Scan the data for "ГРАНИЦЫ" and copy the lines it appears in.
*** Working data
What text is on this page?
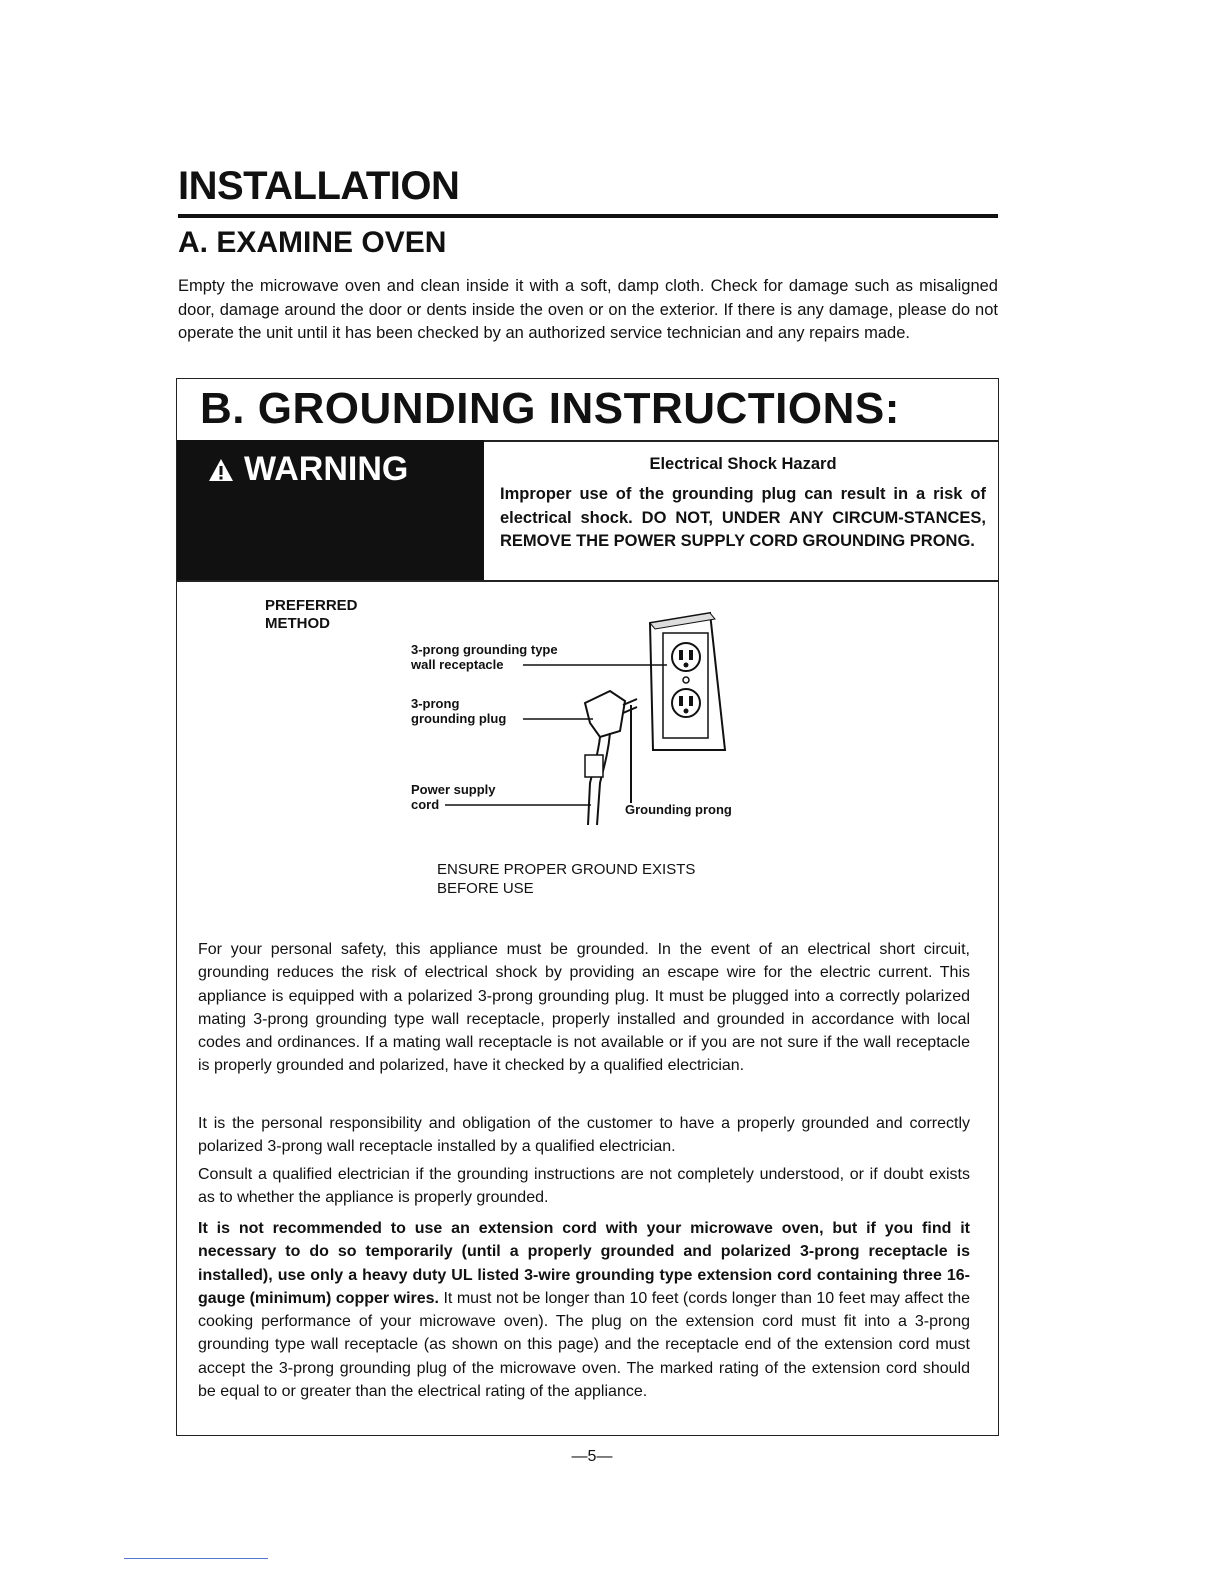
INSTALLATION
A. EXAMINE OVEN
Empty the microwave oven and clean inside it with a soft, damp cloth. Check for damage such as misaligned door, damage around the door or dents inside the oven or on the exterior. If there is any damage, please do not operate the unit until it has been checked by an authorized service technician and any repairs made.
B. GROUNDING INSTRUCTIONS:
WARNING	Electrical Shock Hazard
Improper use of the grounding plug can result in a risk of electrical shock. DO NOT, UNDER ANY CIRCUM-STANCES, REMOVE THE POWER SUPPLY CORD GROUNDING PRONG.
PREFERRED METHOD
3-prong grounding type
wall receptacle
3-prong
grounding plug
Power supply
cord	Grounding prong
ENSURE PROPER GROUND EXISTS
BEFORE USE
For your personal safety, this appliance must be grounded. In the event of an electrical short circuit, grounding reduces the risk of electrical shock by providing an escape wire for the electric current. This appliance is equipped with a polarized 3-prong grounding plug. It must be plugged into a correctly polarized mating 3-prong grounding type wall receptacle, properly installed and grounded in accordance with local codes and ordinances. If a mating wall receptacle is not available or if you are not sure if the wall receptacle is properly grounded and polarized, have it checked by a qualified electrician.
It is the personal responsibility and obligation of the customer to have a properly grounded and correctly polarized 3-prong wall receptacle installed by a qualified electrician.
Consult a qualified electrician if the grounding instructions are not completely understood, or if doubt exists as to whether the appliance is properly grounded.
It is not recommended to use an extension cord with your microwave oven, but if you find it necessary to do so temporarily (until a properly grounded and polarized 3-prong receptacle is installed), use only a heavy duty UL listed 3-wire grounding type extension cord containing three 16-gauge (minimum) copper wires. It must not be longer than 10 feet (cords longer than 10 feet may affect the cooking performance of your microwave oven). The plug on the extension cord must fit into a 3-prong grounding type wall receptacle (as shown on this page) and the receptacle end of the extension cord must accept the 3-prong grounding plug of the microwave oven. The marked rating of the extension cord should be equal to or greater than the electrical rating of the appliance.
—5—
******
*** Working data
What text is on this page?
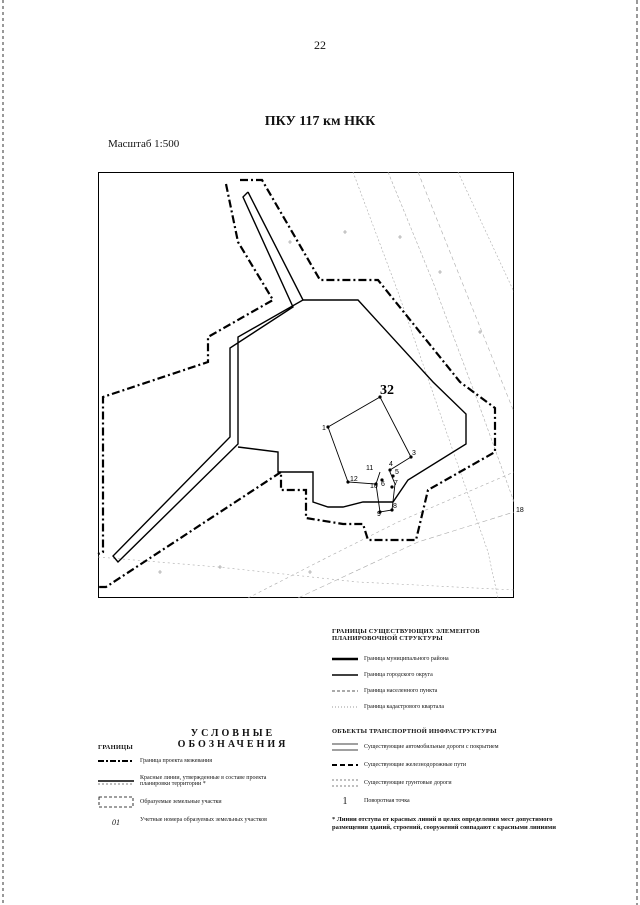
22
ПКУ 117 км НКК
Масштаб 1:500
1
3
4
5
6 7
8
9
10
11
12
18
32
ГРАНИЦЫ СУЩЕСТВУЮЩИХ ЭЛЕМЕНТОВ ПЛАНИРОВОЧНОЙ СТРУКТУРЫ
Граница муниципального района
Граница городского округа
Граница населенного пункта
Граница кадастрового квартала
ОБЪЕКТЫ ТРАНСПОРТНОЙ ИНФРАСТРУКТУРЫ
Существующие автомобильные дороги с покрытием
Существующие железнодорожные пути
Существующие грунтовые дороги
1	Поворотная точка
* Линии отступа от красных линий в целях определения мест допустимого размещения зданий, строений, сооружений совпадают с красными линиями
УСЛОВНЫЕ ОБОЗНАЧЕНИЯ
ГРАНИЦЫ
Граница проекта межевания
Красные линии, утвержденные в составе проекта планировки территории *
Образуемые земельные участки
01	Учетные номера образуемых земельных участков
******
→ **Output of the task**:
ГРАНИЦЫ СУЩЕСТВУЮЩИХ ЭЛЕМЕНТОВ ПЛАНИРОВОЧНОЙ СТРУКТУРЫ
ГРАНИЦЫ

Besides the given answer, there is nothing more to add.